Work to complete:
Transcribe the entries below exactly.

------ Given entries ------

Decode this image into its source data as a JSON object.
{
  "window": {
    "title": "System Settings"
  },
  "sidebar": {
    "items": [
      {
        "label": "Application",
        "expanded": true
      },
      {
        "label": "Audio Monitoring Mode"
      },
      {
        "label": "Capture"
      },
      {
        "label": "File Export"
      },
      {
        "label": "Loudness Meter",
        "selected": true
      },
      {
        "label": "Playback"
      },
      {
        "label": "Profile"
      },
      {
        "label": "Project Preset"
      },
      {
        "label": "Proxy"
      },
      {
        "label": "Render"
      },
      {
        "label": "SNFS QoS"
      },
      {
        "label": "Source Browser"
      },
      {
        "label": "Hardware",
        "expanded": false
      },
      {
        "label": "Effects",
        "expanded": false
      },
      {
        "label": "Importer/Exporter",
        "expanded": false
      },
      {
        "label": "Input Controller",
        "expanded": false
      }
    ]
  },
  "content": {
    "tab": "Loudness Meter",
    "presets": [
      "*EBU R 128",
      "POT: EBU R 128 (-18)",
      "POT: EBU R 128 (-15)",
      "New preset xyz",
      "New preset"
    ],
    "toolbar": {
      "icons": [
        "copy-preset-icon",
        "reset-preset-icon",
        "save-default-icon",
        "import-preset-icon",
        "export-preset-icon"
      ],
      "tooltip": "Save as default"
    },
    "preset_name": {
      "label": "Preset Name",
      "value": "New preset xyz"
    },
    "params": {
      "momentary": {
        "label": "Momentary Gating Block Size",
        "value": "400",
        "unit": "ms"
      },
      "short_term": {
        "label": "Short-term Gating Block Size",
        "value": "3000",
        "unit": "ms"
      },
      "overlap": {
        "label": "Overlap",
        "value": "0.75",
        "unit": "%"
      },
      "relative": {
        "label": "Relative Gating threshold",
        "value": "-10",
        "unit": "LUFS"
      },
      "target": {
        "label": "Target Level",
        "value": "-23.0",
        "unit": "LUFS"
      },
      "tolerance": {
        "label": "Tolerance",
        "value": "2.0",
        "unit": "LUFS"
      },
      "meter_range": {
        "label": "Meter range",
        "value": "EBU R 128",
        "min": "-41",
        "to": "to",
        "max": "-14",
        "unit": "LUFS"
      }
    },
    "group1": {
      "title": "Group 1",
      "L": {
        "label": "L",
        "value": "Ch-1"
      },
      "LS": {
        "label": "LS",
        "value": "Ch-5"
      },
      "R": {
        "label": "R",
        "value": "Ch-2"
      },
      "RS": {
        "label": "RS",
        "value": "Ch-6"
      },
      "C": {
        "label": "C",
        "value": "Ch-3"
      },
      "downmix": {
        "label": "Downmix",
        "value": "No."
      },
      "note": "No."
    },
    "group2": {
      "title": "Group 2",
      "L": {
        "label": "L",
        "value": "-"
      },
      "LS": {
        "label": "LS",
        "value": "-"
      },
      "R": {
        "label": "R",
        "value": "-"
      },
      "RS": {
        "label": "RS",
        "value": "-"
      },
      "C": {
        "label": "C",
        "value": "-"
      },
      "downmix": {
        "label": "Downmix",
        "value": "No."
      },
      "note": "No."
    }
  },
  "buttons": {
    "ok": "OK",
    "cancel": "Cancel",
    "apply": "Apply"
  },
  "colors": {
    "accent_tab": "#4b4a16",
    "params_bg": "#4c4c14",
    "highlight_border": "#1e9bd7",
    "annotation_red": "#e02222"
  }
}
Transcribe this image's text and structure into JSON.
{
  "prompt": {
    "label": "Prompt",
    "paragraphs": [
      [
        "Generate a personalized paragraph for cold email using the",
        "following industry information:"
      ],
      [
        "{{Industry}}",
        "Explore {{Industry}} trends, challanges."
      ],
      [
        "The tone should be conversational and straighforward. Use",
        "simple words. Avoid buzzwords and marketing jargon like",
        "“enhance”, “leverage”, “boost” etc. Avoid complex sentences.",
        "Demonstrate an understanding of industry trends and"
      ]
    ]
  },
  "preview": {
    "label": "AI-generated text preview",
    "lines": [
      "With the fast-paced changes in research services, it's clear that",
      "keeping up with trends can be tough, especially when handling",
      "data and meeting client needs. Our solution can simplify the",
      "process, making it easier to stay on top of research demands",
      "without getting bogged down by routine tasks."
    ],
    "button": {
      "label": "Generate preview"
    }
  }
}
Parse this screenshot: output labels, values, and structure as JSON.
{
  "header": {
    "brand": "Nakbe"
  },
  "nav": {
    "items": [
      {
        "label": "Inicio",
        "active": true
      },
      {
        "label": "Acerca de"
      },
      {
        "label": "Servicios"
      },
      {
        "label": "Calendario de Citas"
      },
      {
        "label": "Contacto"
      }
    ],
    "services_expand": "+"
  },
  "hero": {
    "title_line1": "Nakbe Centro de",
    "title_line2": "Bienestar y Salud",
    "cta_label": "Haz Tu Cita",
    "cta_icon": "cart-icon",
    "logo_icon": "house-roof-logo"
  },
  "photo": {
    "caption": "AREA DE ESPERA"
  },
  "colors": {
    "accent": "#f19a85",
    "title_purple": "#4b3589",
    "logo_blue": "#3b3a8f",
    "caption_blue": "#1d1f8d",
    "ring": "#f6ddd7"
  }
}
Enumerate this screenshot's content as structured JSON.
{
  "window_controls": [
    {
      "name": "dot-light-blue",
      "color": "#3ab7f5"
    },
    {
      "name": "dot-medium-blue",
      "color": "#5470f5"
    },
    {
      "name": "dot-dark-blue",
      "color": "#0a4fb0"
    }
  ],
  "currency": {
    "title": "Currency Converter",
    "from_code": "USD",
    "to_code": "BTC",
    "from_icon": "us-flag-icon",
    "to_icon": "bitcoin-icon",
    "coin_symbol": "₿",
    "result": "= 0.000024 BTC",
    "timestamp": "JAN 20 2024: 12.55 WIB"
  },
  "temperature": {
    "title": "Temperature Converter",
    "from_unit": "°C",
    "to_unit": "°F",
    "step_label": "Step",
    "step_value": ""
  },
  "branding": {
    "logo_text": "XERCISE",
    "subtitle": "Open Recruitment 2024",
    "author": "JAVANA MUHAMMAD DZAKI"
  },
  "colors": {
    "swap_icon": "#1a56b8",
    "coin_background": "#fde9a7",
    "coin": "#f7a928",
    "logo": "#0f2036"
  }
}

------

Task result:
Decode this image into its source data as a JSON object.
{
  "window": {
    "title": "System Settings"
  },
  "sidebar": {
    "items": [
      {
        "label": "Application",
        "expanded": true
      },
      {
        "label": "Audio Monitoring Mode"
      },
      {
        "label": "Capture"
      },
      {
        "label": "File Export"
      },
      {
        "label": "Loudness Meter",
        "selected": true
      },
      {
        "label": "Playback"
      },
      {
        "label": "Profile"
      },
      {
        "label": "Project Preset"
      },
      {
        "label": "Proxy"
      },
      {
        "label": "Render"
      },
      {
        "label": "SNFS QoS"
      },
      {
        "label": "Source Browser"
      },
      {
        "label": "Hardware",
        "expanded": false
      },
      {
        "label": "Effects",
        "expanded": false
      },
      {
        "label": "Importer/Exporter",
        "expanded": false
      },
      {
        "label": "Input Controller",
        "expanded": false
      }
    ]
  },
  "content": {
    "tab": "Loudness Meter",
    "presets": [
      "*EBU R 128",
      "POT: EBU R 128 (-18)",
      "POT: EBU R 128 (-15)",
      "New preset xyz",
      "New preset"
    ],
    "toolbar": {
      "icons": [
        "copy-preset-icon",
        "reset-preset-icon",
        "save-default-icon",
        "import-preset-icon",
        "export-preset-icon"
      ],
      "tooltip": "Save as default"
    },
    "preset_name": {
      "label": "Preset Name",
      "value": "New preset xyz"
    },
    "params": {
      "momentary": {
        "label": "Momentary Gating Block Size",
        "value": "400",
        "unit": "ms"
      },
      "short_term": {
        "label": "Short-term Gating Block Size",
        "value": "3000",
        "unit": "ms"
      },
      "overlap": {
        "label": "Overlap",
        "value": "0.75",
        "unit": "%"
      },
      "relative": {
        "label": "Relative Gating threshold",
        "value": "-10",
        "unit": "LUFS"
      },
      "target": {
        "label": "Target Level",
        "value": "-23.0",
        "unit": "LUFS"
      },
      "tolerance": {
        "label": "Tolerance",
        "value": "2.0",
        "unit": "LUFS"
      },
      "meter_range": {
        "label": "Meter range",
        "value": "EBU R 128",
        "min": "-41",
        "to": "to",
        "max": "-14",
        "unit": "LUFS"
      }
    },
    "group1": {
      "title": "Group 1",
      "L": {
        "label": "L",
        "value": "Ch-1"
      },
      "LS": {
        "label": "LS",
        "value": "Ch-5"
      },
      "R": {
        "label": "R",
        "value": "Ch-2"
      },
      "RS": {
        "label": "RS",
        "value": "Ch-6"
      },
      "C": {
        "label": "C",
        "value": "Ch-3"
      },
      "downmix": {
        "label": "Downmix",
        "value": "No."
      },
      "note": "No."
    },
    "group2": {
      "title": "Group 2",
      "L": {
        "label": "L",
        "value": "-"
      },
      "LS": {
        "label": "LS",
        "value": "-"
      },
      "R": {
        "label": "R",
        "value": "-"
      },
      "RS": {
        "label": "RS",
        "value": "-"
      },
      "C": {
        "label": "C",
        "value": "-"
      },
      "downmix": {
        "label": "Downmix",
        "value": "No."
      },
      "note": "No."
    }
  },
  "buttons": {
    "ok": "OK",
    "cancel": "Cancel",
    "apply": "Apply"
  },
  "colors": {
    "accent_tab": "#4b4a16",
    "params_bg": "#4c4c14",
    "highlight_border": "#1e9bd7",
    "annotation_red": "#e02222"
  }
}
Transcribe this image's text and structure into JSON.
{
  "prompt": {
    "label": "Prompt",
    "paragraphs": [
      [
        "Generate a personalized paragraph for cold email using the",
        "following industry information:"
      ],
      [
        "{{Industry}}",
        "Explore {{Industry}} trends, challanges."
      ],
      [
        "The tone should be conversational and straighforward. Use",
        "simple words. Avoid buzzwords and marketing jargon like",
        "“enhance”, “leverage”, “boost” etc. Avoid complex sentences.",
        "Demonstrate an understanding of industry trends and"
      ]
    ]
  },
  "preview": {
    "label": "AI-generated text preview",
    "lines": [
      "With the fast-paced changes in research services, it's clear that",
      "keeping up with trends can be tough, especially when handling",
      "data and meeting client needs. Our solution can simplify the",
      "process, making it easier to stay on top of research demands",
      "without getting bogged down by routine tasks."
    ],
    "button": {
      "label": "Generate preview"
    }
  }
}
Parse this screenshot: output labels, values, and structure as JSON.
{
  "header": {
    "brand": "Nakbe"
  },
  "nav": {
    "items": [
      {
        "label": "Inicio",
        "active": true
      },
      {
        "label": "Acerca de"
      },
      {
        "label": "Servicios"
      },
      {
        "label": "Calendario de Citas"
      },
      {
        "label": "Contacto"
      }
    ],
    "services_expand": "+"
  },
  "hero": {
    "title_line1": "Nakbe Centro de",
    "title_line2": "Bienestar y Salud",
    "cta_label": "Haz Tu Cita",
    "cta_icon": "cart-icon",
    "logo_icon": "house-roof-logo"
  },
  "photo": {
    "caption": "AREA DE ESPERA"
  },
  "colors": {
    "accent": "#f19a85",
    "title_purple": "#4b3589",
    "logo_blue": "#3b3a8f",
    "caption_blue": "#1d1f8d",
    "ring": "#f6ddd7"
  }
}
Enumerate this screenshot's content as structured JSON.
{
  "window_controls": [
    {
      "name": "dot-light-blue",
      "color": "#3ab7f5"
    },
    {
      "name": "dot-medium-blue",
      "color": "#5470f5"
    },
    {
      "name": "dot-dark-blue",
      "color": "#0a4fb0"
    }
  ],
  "currency": {
    "title": "Currency Converter",
    "from_code": "USD",
    "to_code": "BTC",
    "from_icon": "us-flag-icon",
    "to_icon": "bitcoin-icon",
    "coin_symbol": "₿",
    "result": "= 0.000024 BTC",
    "timestamp": "JAN 20 2024: 12.55 WIB"
  },
  "temperature": {
    "title": "Temperature Converter",
    "from_unit": "°C",
    "to_unit": "°F",
    "step_label": "Step",
    "step_value": ""
  },
  "branding": {
    "logo_text": "XERCISE",
    "subtitle": "Open Recruitment 2024",
    "author": "JAVANA MUHAMMAD DZAKI"
  },
  "colors": {
    "swap_icon": "#1a56b8",
    "coin_background": "#fde9a7",
    "coin": "#f7a928",
    "logo": "#0f2036"
  }
}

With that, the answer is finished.